▸ **Instruction**:
Retype each record below word for word. Leave the pictures out.

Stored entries
━━━━━━━━━━━━━━━━
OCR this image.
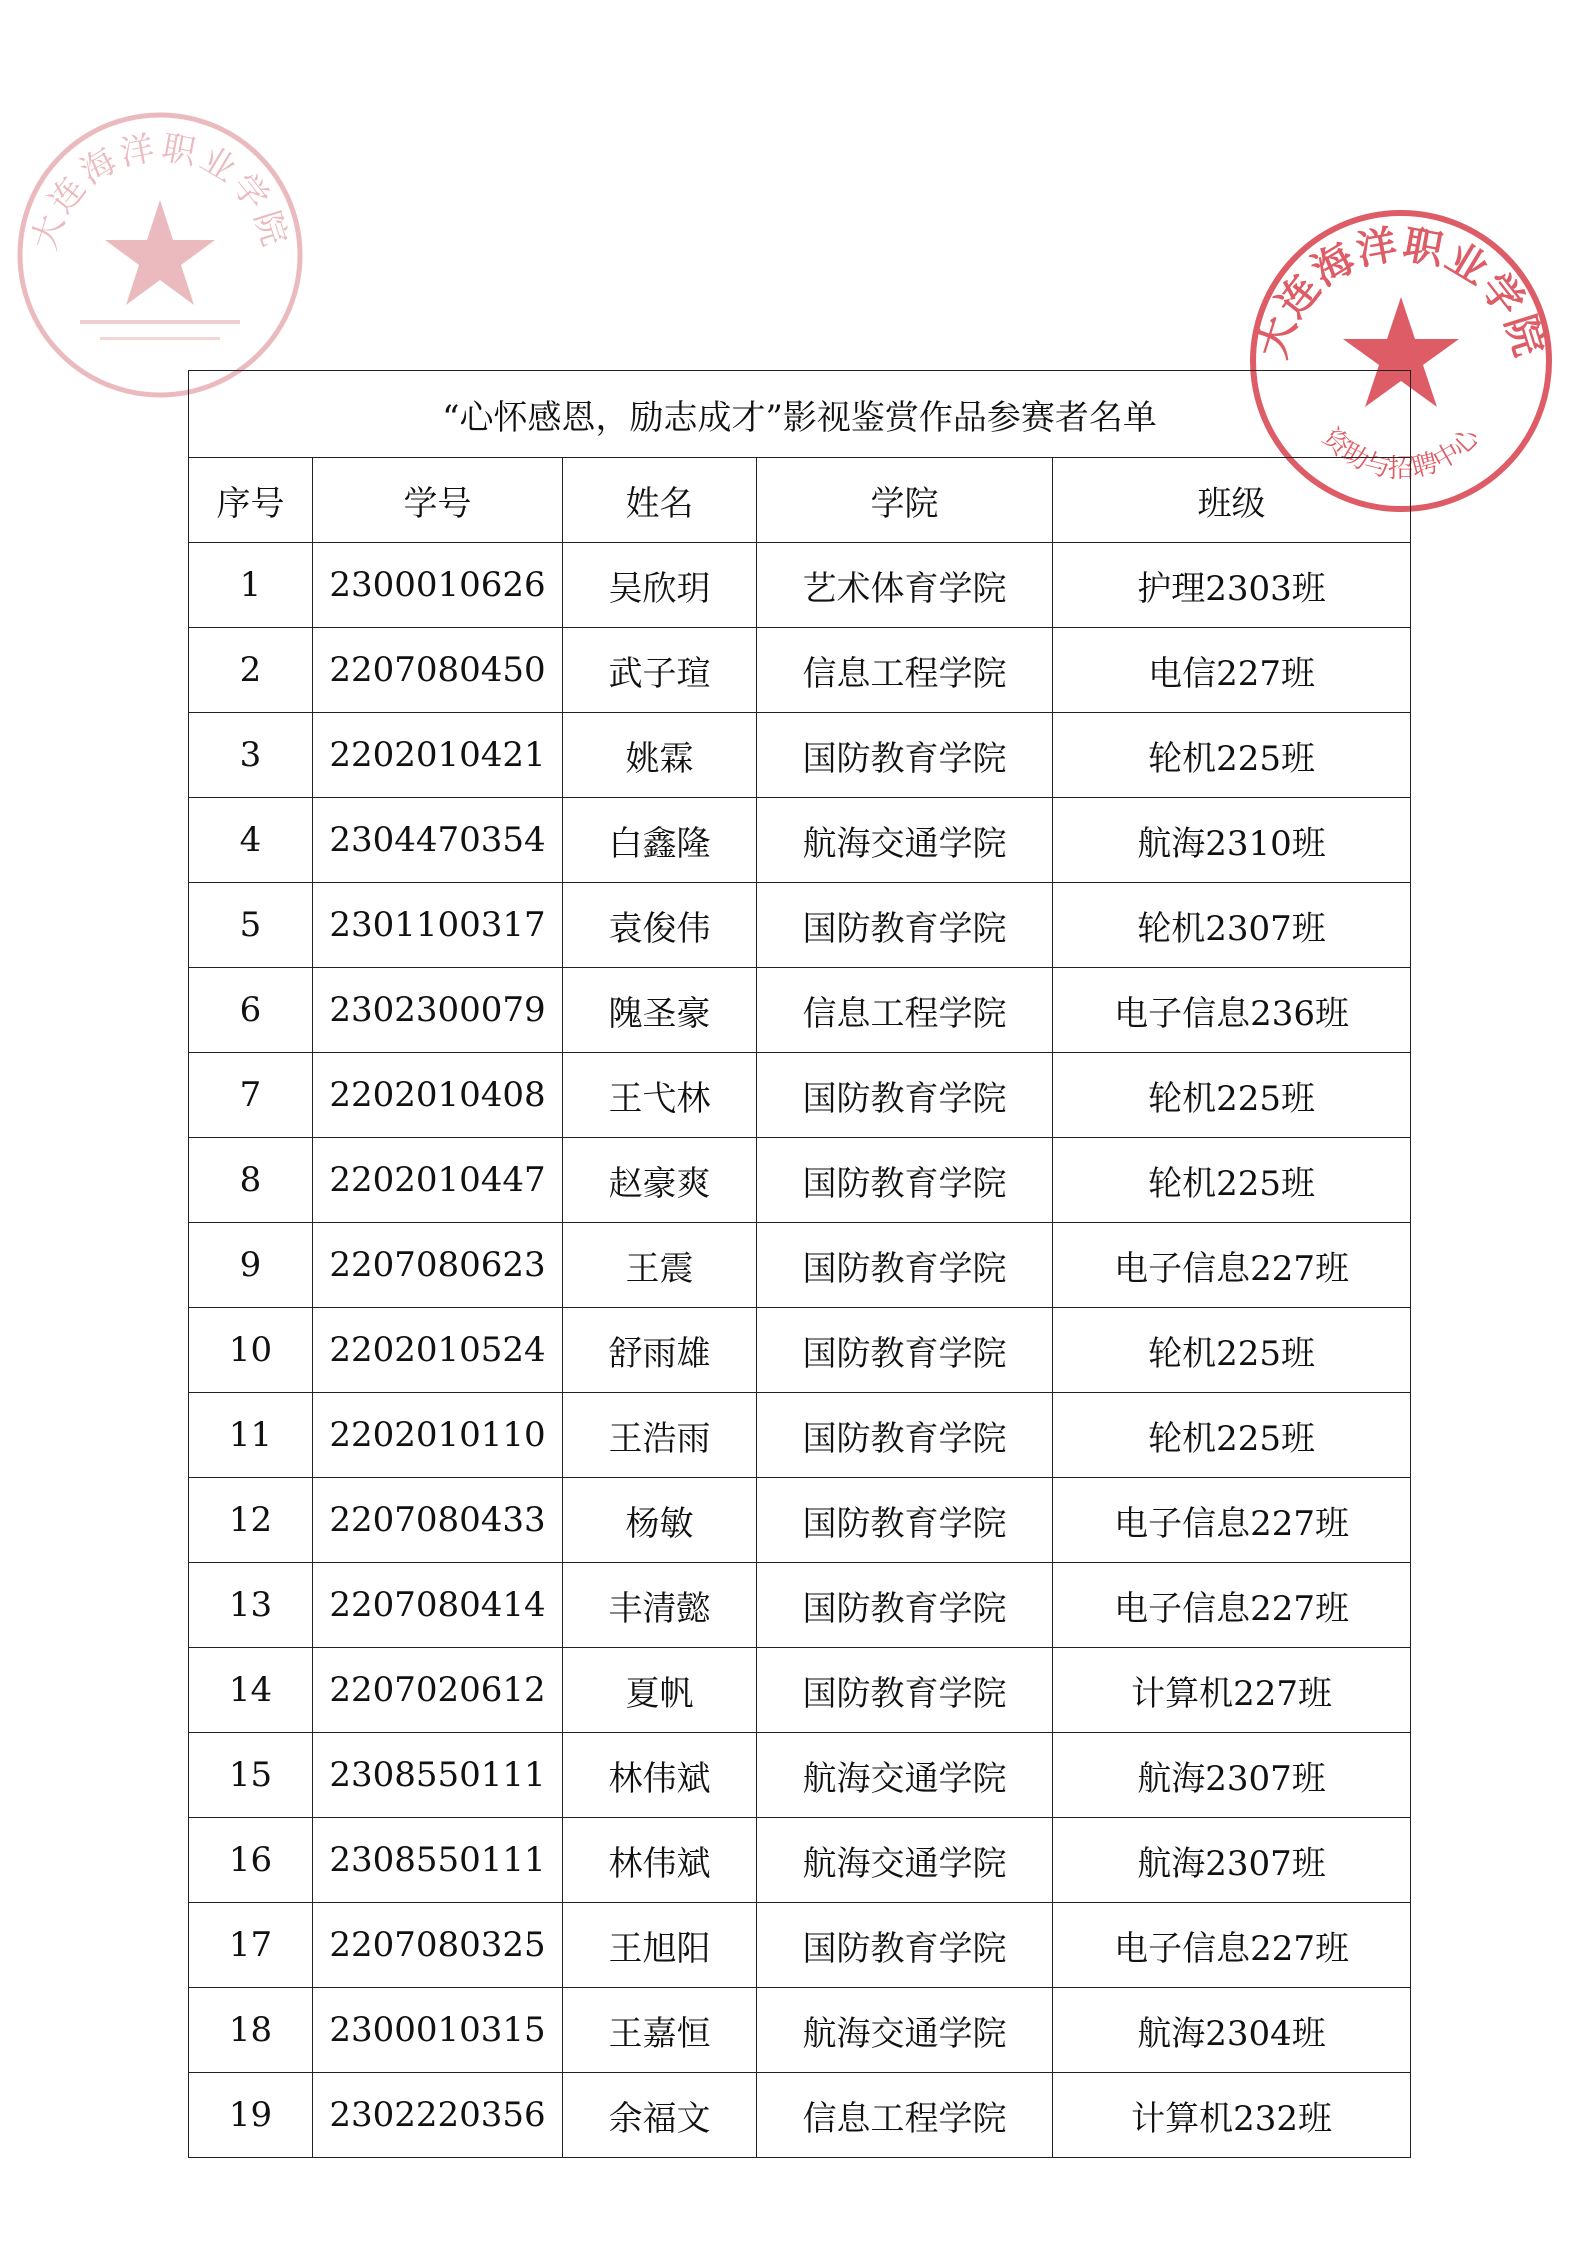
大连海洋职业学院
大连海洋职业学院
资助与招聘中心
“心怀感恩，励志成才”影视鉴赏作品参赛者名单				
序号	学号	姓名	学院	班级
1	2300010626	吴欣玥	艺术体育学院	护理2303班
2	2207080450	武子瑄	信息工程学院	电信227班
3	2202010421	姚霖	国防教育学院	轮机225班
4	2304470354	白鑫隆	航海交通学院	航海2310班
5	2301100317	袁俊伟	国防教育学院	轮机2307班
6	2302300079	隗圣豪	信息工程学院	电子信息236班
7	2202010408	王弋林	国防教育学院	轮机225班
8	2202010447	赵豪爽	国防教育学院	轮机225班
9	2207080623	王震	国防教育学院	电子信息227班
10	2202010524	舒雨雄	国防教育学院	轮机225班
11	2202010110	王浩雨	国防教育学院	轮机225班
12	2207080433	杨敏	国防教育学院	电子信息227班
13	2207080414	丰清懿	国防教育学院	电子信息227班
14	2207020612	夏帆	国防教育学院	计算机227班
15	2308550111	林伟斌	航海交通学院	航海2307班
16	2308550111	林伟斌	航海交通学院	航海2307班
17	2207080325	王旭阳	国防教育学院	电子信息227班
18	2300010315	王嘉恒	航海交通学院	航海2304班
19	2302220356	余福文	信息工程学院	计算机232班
━━━━━━━━━━━━━━━━
▸ **Solution for this exercise**:
OCR this image.
大连海洋职业学院
大连海洋职业学院
资助与招聘中心
“心怀感恩，励志成才”影视鉴赏作品参赛者名单				
序号	学号	姓名	学院	班级
1	2300010626	吴欣玥	艺术体育学院	护理2303班
2	2207080450	武子瑄	信息工程学院	电信227班
3	2202010421	姚霖	国防教育学院	轮机225班
4	2304470354	白鑫隆	航海交通学院	航海2310班
5	2301100317	袁俊伟	国防教育学院	轮机2307班
6	2302300079	隗圣豪	信息工程学院	电子信息236班
7	2202010408	王弋林	国防教育学院	轮机225班
8	2202010447	赵豪爽	国防教育学院	轮机225班
9	2207080623	王震	国防教育学院	电子信息227班
10	2202010524	舒雨雄	国防教育学院	轮机225班
11	2202010110	王浩雨	国防教育学院	轮机225班
12	2207080433	杨敏	国防教育学院	电子信息227班
13	2207080414	丰清懿	国防教育学院	电子信息227班
14	2207020612	夏帆	国防教育学院	计算机227班
15	2308550111	林伟斌	航海交通学院	航海2307班
16	2308550111	林伟斌	航海交通学院	航海2307班
17	2207080325	王旭阳	国防教育学院	电子信息227班
18	2300010315	王嘉恒	航海交通学院	航海2304班
19	2302220356	余福文	信息工程学院	计算机232班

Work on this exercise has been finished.